▶ What the task requires:
Search the data below for the word "Case" and copy each line that holds it.

[Stored entries]
*-*-*

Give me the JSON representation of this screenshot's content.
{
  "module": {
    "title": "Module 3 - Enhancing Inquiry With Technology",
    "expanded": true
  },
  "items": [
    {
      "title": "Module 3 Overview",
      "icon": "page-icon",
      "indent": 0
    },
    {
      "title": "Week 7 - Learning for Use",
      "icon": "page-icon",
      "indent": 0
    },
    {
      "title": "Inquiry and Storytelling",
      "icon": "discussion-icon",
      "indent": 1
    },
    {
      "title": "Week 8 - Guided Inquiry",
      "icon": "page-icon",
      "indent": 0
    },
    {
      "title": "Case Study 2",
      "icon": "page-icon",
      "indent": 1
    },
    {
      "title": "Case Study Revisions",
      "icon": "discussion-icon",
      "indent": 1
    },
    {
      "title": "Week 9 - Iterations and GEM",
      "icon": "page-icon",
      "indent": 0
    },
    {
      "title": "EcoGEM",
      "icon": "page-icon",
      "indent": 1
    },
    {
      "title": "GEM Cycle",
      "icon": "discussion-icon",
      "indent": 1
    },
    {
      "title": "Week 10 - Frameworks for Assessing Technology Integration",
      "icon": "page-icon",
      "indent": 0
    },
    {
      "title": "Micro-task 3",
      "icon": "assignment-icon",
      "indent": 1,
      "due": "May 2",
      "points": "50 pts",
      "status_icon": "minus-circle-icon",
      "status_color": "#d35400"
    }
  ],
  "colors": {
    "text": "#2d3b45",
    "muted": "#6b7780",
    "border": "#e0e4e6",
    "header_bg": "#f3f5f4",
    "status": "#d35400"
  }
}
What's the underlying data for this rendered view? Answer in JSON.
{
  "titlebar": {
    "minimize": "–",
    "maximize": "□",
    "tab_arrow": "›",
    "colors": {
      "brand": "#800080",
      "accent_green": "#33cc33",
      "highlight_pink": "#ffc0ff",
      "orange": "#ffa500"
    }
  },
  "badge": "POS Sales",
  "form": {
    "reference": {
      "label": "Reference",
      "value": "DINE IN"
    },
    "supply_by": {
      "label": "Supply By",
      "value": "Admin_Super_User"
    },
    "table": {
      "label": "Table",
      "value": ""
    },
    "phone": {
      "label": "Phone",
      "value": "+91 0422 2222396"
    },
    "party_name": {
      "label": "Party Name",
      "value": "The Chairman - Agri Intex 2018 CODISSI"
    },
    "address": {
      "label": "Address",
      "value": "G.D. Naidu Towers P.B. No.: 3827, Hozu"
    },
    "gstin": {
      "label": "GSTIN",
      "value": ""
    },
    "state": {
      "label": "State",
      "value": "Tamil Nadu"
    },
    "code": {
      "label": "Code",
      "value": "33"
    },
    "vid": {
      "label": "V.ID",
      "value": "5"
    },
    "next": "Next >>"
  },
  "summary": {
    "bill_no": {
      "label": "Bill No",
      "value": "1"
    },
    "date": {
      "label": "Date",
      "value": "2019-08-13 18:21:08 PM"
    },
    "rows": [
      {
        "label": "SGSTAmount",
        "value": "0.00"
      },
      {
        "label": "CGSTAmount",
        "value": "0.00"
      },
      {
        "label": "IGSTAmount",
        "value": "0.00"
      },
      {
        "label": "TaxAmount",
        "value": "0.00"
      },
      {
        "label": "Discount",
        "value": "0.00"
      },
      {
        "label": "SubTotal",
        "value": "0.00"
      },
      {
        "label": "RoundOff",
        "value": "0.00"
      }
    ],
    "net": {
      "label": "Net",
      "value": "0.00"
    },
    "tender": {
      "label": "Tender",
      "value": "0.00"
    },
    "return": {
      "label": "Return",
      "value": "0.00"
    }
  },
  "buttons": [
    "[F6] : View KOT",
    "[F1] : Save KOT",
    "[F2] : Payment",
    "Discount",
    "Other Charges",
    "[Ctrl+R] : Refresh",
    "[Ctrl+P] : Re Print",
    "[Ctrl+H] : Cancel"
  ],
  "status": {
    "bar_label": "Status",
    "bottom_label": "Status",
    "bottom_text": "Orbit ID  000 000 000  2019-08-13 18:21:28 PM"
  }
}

*-*-*

▶ Exercise answer:
      "title": "Case Study 2",
      "title": "Case Study Revisions",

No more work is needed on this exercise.